### Dataset entries:
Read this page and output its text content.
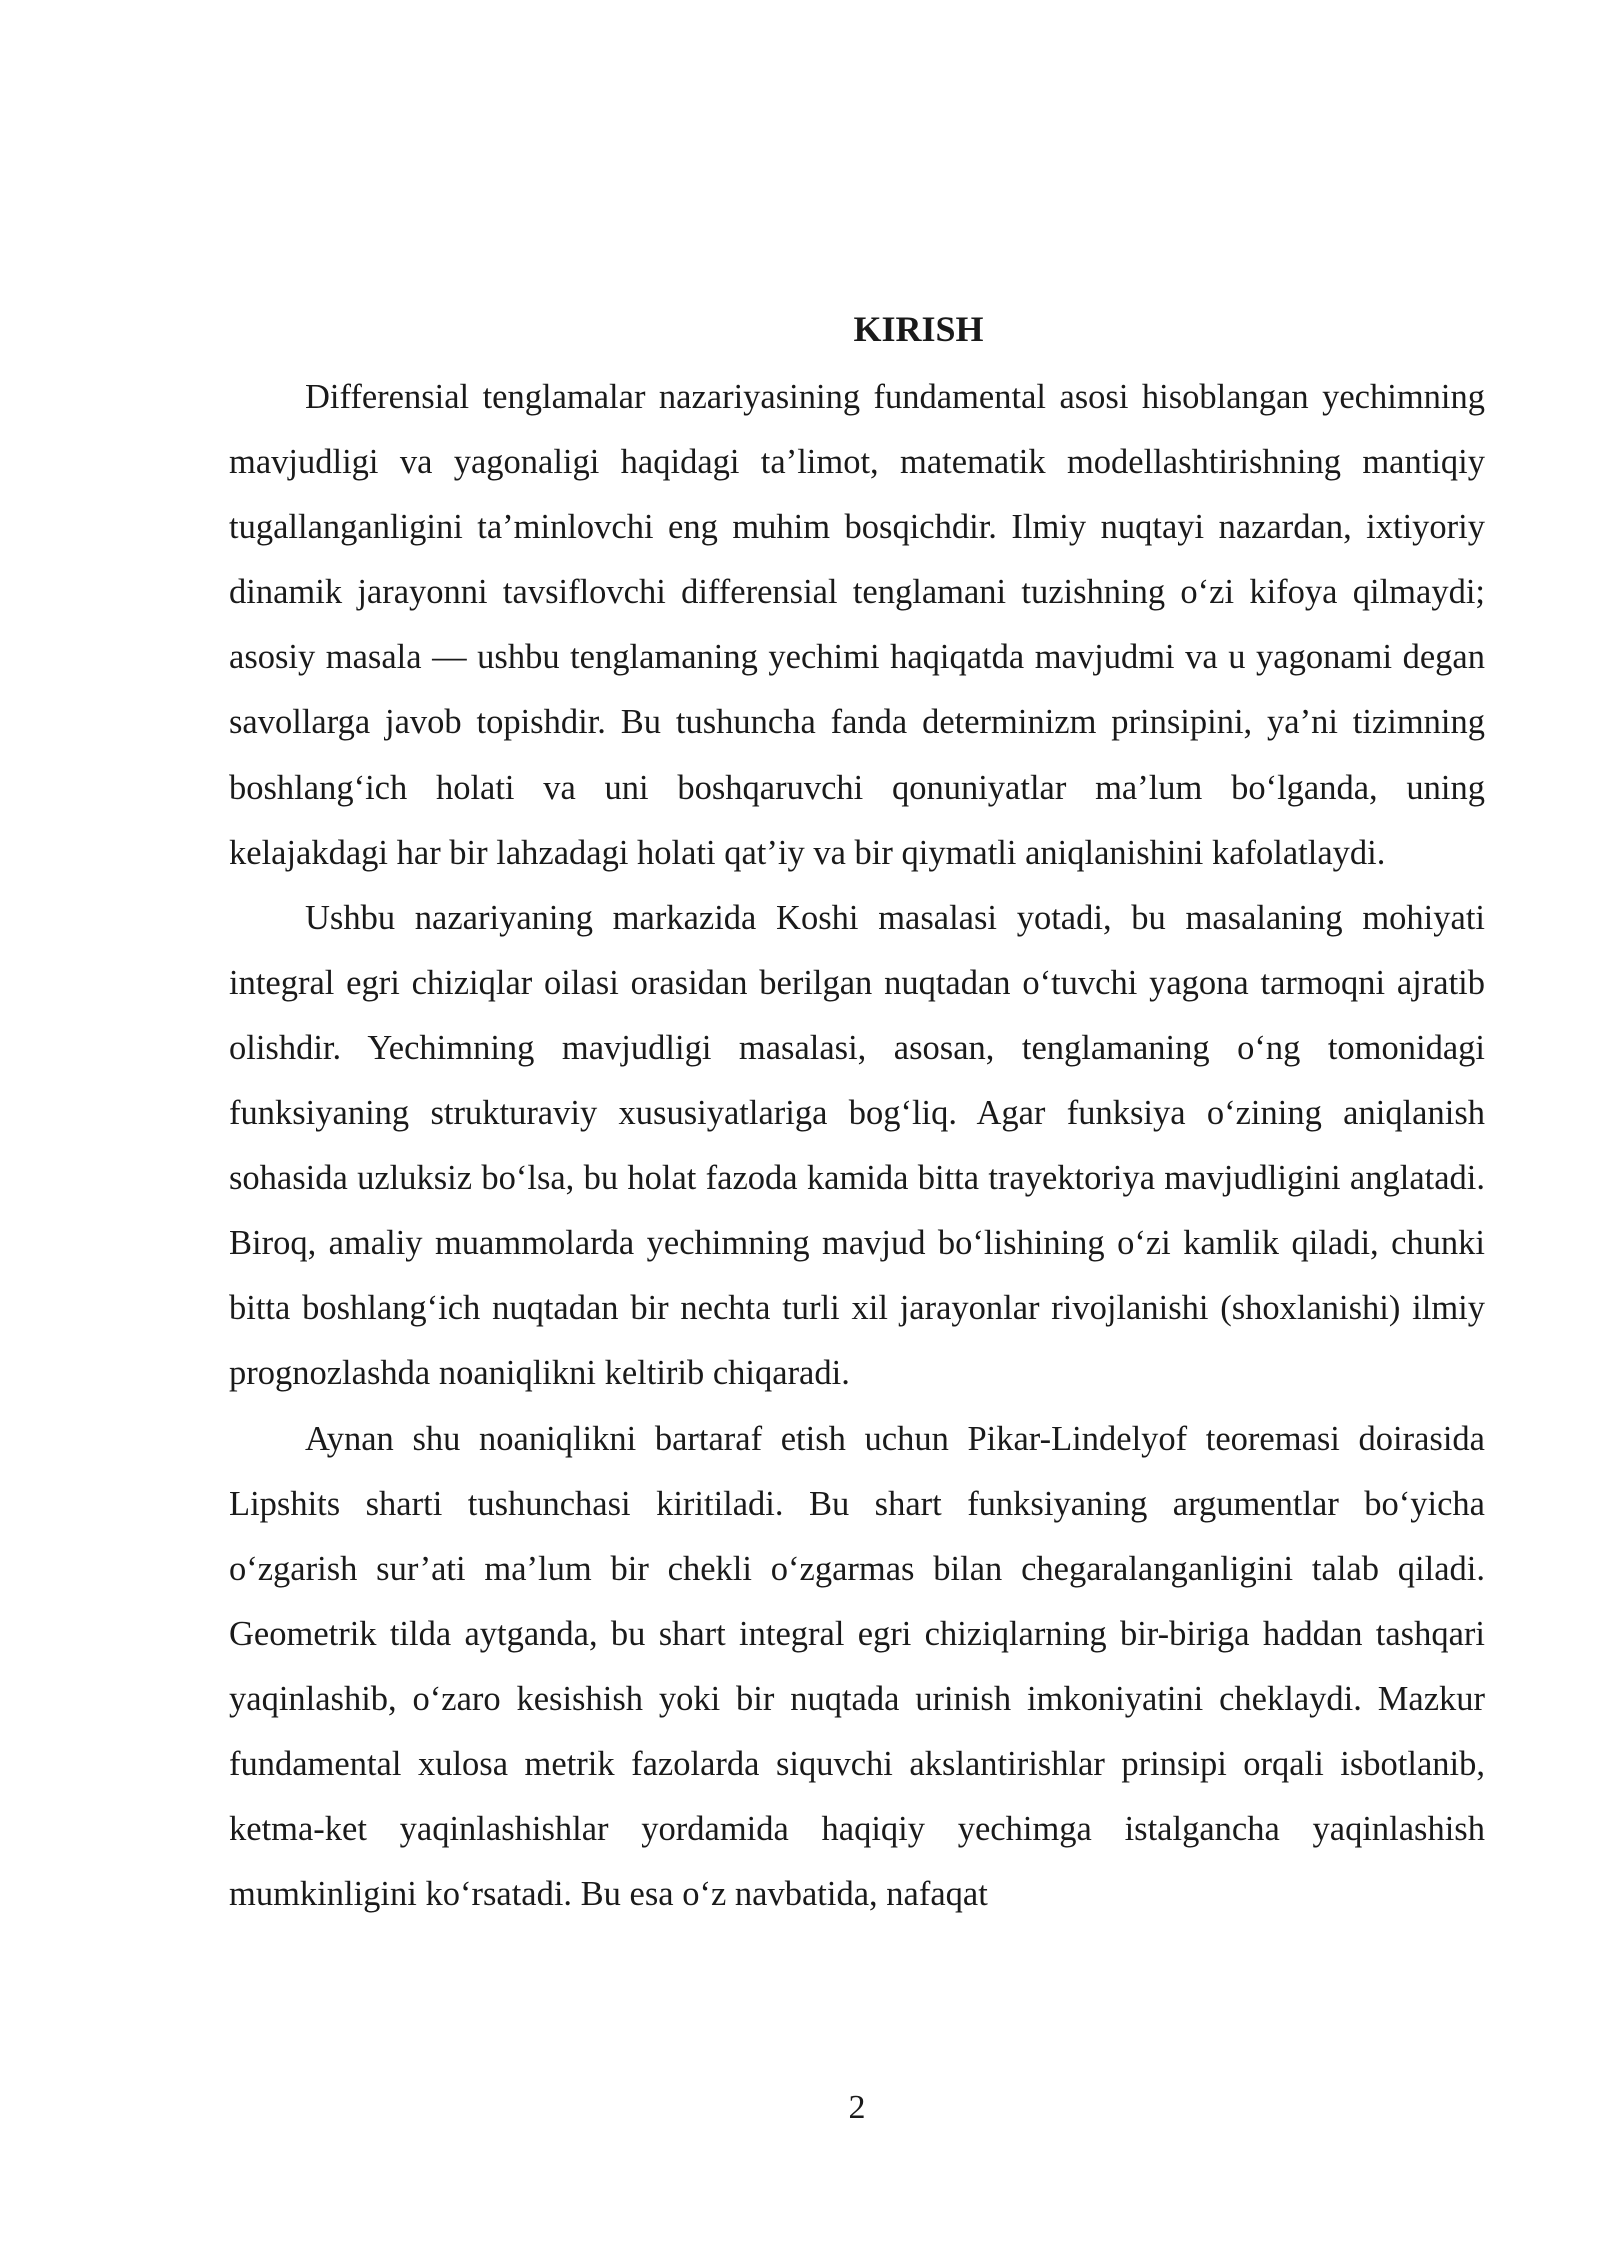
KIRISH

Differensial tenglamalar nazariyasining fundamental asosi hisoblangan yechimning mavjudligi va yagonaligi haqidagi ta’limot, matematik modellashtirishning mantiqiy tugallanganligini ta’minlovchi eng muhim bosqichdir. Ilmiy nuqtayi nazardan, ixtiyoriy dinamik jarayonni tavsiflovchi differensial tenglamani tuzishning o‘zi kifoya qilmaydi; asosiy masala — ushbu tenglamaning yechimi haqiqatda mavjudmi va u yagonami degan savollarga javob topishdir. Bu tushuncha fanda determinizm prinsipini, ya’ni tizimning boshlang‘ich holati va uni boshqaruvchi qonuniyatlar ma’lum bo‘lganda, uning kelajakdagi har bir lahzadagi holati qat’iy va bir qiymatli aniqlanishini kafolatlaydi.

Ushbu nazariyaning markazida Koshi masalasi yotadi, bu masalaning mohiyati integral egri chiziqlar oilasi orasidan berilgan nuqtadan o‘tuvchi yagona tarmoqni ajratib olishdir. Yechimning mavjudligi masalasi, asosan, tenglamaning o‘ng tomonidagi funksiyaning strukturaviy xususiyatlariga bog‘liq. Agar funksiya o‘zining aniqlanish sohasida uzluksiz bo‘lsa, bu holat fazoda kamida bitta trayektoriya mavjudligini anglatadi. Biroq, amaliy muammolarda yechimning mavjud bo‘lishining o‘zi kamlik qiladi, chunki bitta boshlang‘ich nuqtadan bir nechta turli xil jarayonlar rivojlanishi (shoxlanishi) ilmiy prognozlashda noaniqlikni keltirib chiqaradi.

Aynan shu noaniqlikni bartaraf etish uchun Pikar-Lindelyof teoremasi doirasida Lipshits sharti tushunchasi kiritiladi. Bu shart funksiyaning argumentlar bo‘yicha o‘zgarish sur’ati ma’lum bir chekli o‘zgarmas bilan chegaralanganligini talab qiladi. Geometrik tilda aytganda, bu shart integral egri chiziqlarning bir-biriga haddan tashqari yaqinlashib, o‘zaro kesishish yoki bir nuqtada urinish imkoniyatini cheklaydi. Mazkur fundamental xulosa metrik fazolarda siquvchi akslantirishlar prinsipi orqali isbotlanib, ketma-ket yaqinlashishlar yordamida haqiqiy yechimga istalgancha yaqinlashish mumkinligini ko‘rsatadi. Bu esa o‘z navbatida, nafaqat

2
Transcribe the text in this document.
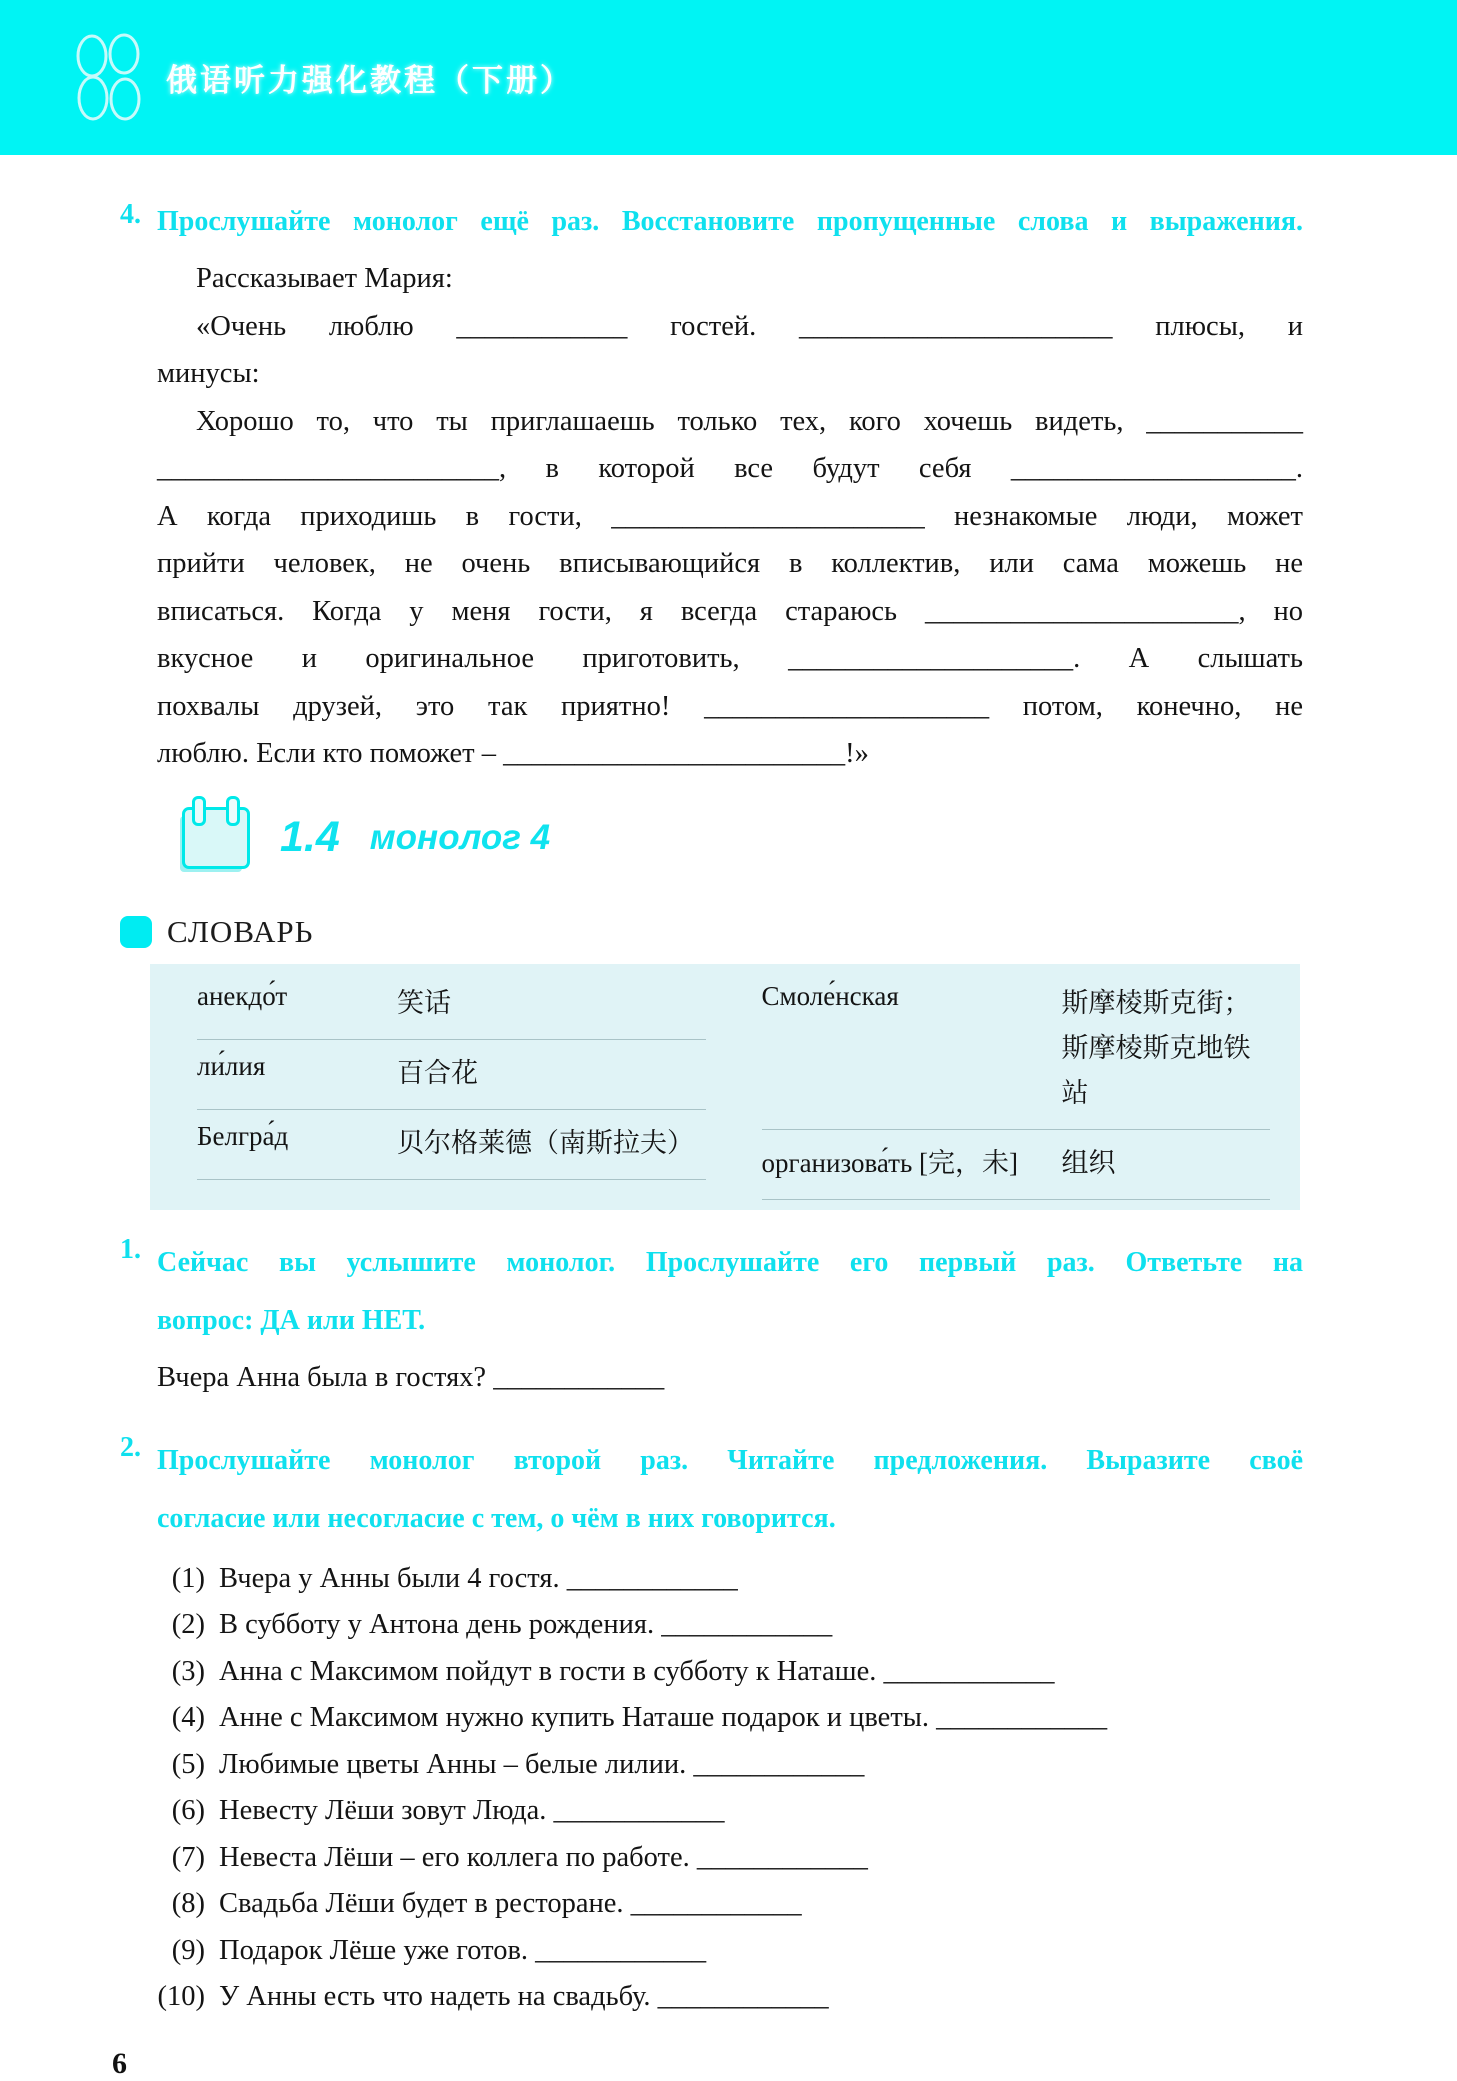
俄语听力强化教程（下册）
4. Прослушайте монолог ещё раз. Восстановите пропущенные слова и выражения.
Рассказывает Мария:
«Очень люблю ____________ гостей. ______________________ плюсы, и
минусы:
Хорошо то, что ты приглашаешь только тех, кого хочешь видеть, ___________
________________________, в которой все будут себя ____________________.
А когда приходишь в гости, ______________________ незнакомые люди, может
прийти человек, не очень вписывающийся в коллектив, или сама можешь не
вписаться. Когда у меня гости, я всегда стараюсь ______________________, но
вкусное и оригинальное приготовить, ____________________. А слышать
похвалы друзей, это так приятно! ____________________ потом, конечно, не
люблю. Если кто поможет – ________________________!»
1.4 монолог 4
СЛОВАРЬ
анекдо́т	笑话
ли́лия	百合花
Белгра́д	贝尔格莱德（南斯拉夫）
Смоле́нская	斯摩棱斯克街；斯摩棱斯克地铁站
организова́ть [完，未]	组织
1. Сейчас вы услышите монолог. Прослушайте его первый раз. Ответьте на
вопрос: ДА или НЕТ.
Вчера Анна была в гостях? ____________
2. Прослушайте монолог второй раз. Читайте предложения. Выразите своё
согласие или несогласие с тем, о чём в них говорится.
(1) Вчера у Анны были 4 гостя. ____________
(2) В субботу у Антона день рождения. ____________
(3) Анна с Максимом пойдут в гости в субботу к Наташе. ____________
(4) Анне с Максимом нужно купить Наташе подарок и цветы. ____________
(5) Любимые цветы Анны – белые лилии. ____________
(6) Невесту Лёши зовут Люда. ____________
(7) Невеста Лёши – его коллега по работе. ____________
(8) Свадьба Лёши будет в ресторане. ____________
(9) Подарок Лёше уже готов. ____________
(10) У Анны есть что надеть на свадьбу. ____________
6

### Aim:
How many lines of the records contain the string "Прослушайте"? Respond with the number alone.

### The response:
3